(Records excerpted from a collection)
* * * * * * *

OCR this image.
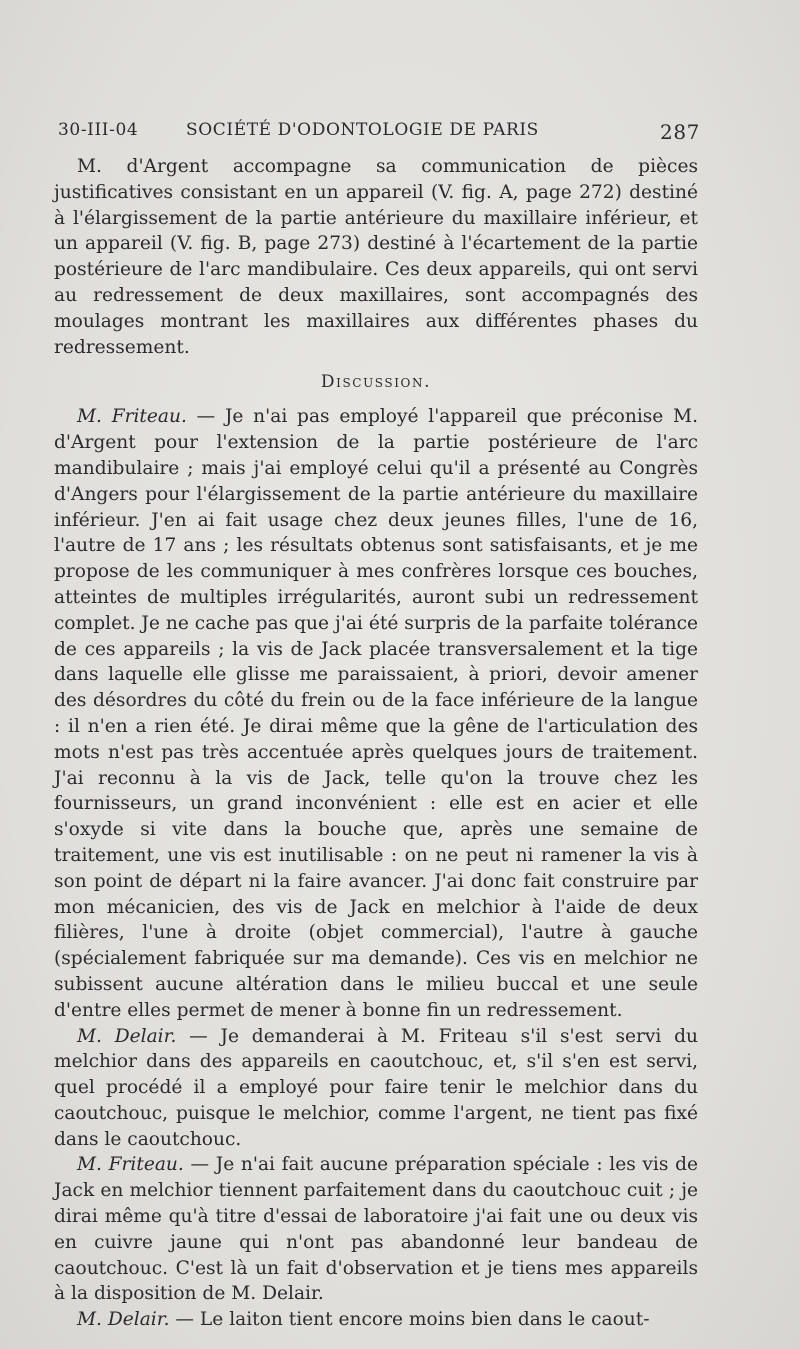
30-III-04	SOCIÉTÉ D'ODONTOLOGIE DE PARIS	287

M. d'Argent accompagne sa communication de pièces justificatives consistant en un appareil (V. fig. A, page 272) destiné à l'élargissement de la partie antérieure du maxillaire inférieur, et un appareil (V. fig. B, page 273) destiné à l'écartement de la partie postérieure de l'arc mandibulaire. Ces deux appareils, qui ont servi au redressement de deux maxillaires, sont accompagnés des moulages montrant les maxillaires aux différentes phases du redressement.

Discussion.

M. Friteau. — Je n'ai pas employé l'appareil que préconise M. d'Argent pour l'extension de la partie postérieure de l'arc mandibulaire ; mais j'ai employé celui qu'il a présenté au Congrès d'Angers pour l'élargissement de la partie antérieure du maxillaire inférieur. J'en ai fait usage chez deux jeunes filles, l'une de 16, l'autre de 17 ans ; les résultats obtenus sont satisfaisants, et je me propose de les communiquer à mes confrères lorsque ces bouches, atteintes de multiples irrégularités, auront subi un redressement complet. Je ne cache pas que j'ai été surpris de la parfaite tolérance de ces appareils ; la vis de Jack placée transversalement et la tige dans laquelle elle glisse me paraissaient, à priori, devoir amener des désordres du côté du frein ou de la face inférieure de la langue : il n'en a rien été. Je dirai même que la gêne de l'articulation des mots n'est pas très accentuée après quelques jours de traitement. J'ai reconnu à la vis de Jack, telle qu'on la trouve chez les fournisseurs, un grand inconvénient : elle est en acier et elle s'oxyde si vite dans la bouche que, après une semaine de traitement, une vis est inutilisable : on ne peut ni ramener la vis à son point de départ ni la faire avancer. J'ai donc fait construire par mon mécanicien, des vis de Jack en melchior à l'aide de deux filières, l'une à droite (objet commercial), l'autre à gauche (spécialement fabriquée sur ma demande). Ces vis en melchior ne subissent aucune altération dans le milieu buccal et une seule d'entre elles permet de mener à bonne fin un redressement.

M. Delair. — Je demanderai à M. Friteau s'il s'est servi du melchior dans des appareils en caoutchouc, et, s'il s'en est servi, quel procédé il a employé pour faire tenir le melchior dans du caoutchouc, puisque le melchior, comme l'argent, ne tient pas fixé dans le caoutchouc.

M. Friteau. — Je n'ai fait aucune préparation spéciale : les vis de Jack en melchior tiennent parfaitement dans du caoutchouc cuit ; je dirai même qu'à titre d'essai de laboratoire j'ai fait une ou deux vis en cuivre jaune qui n'ont pas abandonné leur bandeau de caoutchouc. C'est là un fait d'observation et je tiens mes appareils à la disposition de M. Delair.

M. Delair. — Le laiton tient encore moins bien dans le caout-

* * * * * * *

Leave out all pictures, then copy the remaining material exactly.

OCR this image.
30-III-04	SOCIÉTÉ D'ODONTOLOGIE DE PARIS	287

M. d'Argent accompagne sa communication de pièces justificatives consistant en un appareil (V. fig. A, page 272) destiné à l'élargissement de la partie antérieure du maxillaire inférieur, et un appareil (V. fig. B, page 273) destiné à l'écartement de la partie postérieure de l'arc mandibulaire. Ces deux appareils, qui ont servi au redressement de deux maxillaires, sont accompagnés des moulages montrant les maxillaires aux différentes phases du redressement.

Discussion.

M. Friteau. — Je n'ai pas employé l'appareil que préconise M. d'Argent pour l'extension de la partie postérieure de l'arc mandibulaire ; mais j'ai employé celui qu'il a présenté au Congrès d'Angers pour l'élargissement de la partie antérieure du maxillaire inférieur. J'en ai fait usage chez deux jeunes filles, l'une de 16, l'autre de 17 ans ; les résultats obtenus sont satisfaisants, et je me propose de les communiquer à mes confrères lorsque ces bouches, atteintes de multiples irrégularités, auront subi un redressement complet. Je ne cache pas que j'ai été surpris de la parfaite tolérance de ces appareils ; la vis de Jack placée transversalement et la tige dans laquelle elle glisse me paraissaient, à priori, devoir amener des désordres du côté du frein ou de la face inférieure de la langue : il n'en a rien été. Je dirai même que la gêne de l'articulation des mots n'est pas très accentuée après quelques jours de traitement. J'ai reconnu à la vis de Jack, telle qu'on la trouve chez les fournisseurs, un grand inconvénient : elle est en acier et elle s'oxyde si vite dans la bouche que, après une semaine de traitement, une vis est inutilisable : on ne peut ni ramener la vis à son point de départ ni la faire avancer. J'ai donc fait construire par mon mécanicien, des vis de Jack en melchior à l'aide de deux filières, l'une à droite (objet commercial), l'autre à gauche (spécialement fabriquée sur ma demande). Ces vis en melchior ne subissent aucune altération dans le milieu buccal et une seule d'entre elles permet de mener à bonne fin un redressement.

M. Delair. — Je demanderai à M. Friteau s'il s'est servi du melchior dans des appareils en caoutchouc, et, s'il s'en est servi, quel procédé il a employé pour faire tenir le melchior dans du caoutchouc, puisque le melchior, comme l'argent, ne tient pas fixé dans le caoutchouc.

M. Friteau. — Je n'ai fait aucune préparation spéciale : les vis de Jack en melchior tiennent parfaitement dans du caoutchouc cuit ; je dirai même qu'à titre d'essai de laboratoire j'ai fait une ou deux vis en cuivre jaune qui n'ont pas abandonné leur bandeau de caoutchouc. C'est là un fait d'observation et je tiens mes appareils à la disposition de M. Delair.

M. Delair. — Le laiton tient encore moins bien dans le caout-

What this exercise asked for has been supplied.